→ **Task details**
Gather from the material every line that contains the string "after".

[Begin Entries]

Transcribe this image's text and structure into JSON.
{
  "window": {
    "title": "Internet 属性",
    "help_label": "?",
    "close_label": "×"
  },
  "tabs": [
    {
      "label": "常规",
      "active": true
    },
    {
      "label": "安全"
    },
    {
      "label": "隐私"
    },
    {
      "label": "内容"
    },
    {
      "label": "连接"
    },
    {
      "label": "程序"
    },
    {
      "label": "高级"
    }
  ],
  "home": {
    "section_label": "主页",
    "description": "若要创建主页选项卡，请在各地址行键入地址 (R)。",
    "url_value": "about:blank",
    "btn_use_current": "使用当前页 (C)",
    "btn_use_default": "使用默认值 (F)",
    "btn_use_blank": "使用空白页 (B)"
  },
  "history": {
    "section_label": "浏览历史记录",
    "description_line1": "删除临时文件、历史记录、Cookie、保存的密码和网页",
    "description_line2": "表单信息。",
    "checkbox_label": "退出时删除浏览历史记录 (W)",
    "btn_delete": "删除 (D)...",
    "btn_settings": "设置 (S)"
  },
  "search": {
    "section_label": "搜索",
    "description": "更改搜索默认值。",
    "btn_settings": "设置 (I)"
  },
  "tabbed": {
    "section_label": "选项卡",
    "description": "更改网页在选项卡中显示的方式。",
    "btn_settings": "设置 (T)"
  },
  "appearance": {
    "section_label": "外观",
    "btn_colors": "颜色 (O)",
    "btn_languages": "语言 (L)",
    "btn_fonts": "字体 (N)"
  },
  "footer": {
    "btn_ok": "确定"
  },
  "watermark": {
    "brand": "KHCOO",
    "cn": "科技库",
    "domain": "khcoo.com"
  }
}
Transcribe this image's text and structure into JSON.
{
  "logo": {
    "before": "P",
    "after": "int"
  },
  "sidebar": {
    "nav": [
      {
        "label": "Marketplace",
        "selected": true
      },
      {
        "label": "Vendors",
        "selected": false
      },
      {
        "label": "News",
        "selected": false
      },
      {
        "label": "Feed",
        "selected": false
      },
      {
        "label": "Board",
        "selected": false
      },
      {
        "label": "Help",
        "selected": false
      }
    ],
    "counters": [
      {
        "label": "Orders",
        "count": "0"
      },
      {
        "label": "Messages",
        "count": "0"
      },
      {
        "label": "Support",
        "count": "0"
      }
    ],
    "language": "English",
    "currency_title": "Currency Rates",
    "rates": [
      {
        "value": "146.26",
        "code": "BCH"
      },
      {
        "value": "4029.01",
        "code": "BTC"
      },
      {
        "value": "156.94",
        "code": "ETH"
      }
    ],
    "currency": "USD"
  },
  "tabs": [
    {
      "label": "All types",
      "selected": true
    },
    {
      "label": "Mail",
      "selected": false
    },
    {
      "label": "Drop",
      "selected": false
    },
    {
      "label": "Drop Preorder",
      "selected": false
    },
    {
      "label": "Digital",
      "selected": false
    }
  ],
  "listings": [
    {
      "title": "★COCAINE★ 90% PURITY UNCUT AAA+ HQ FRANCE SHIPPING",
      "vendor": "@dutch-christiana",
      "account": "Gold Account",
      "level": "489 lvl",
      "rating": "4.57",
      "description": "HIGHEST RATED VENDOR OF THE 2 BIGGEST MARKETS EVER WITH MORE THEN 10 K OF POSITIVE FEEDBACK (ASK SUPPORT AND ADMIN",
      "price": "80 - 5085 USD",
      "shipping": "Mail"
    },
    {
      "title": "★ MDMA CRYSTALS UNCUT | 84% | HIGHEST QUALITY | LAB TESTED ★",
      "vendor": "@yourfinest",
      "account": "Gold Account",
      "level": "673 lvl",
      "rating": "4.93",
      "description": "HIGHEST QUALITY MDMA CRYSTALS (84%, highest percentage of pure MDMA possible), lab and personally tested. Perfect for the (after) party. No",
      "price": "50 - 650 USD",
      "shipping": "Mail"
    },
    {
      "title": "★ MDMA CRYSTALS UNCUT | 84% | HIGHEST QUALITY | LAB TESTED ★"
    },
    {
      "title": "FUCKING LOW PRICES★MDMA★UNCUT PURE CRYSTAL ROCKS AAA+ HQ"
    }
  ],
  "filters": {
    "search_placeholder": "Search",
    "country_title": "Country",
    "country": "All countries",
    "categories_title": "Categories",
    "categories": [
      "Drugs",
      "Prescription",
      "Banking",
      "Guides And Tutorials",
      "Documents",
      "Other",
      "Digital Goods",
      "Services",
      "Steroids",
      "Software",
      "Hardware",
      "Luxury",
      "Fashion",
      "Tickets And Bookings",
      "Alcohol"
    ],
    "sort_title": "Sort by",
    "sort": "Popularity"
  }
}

[End Entries]

→ **Output for this exercise**
    "after": "int"
      "description": "HIGHEST QUALITY MDMA CRYSTALS (84%, highest percentage of pure MDMA possible), lab and personally tested. Perfect for the (after) party. No",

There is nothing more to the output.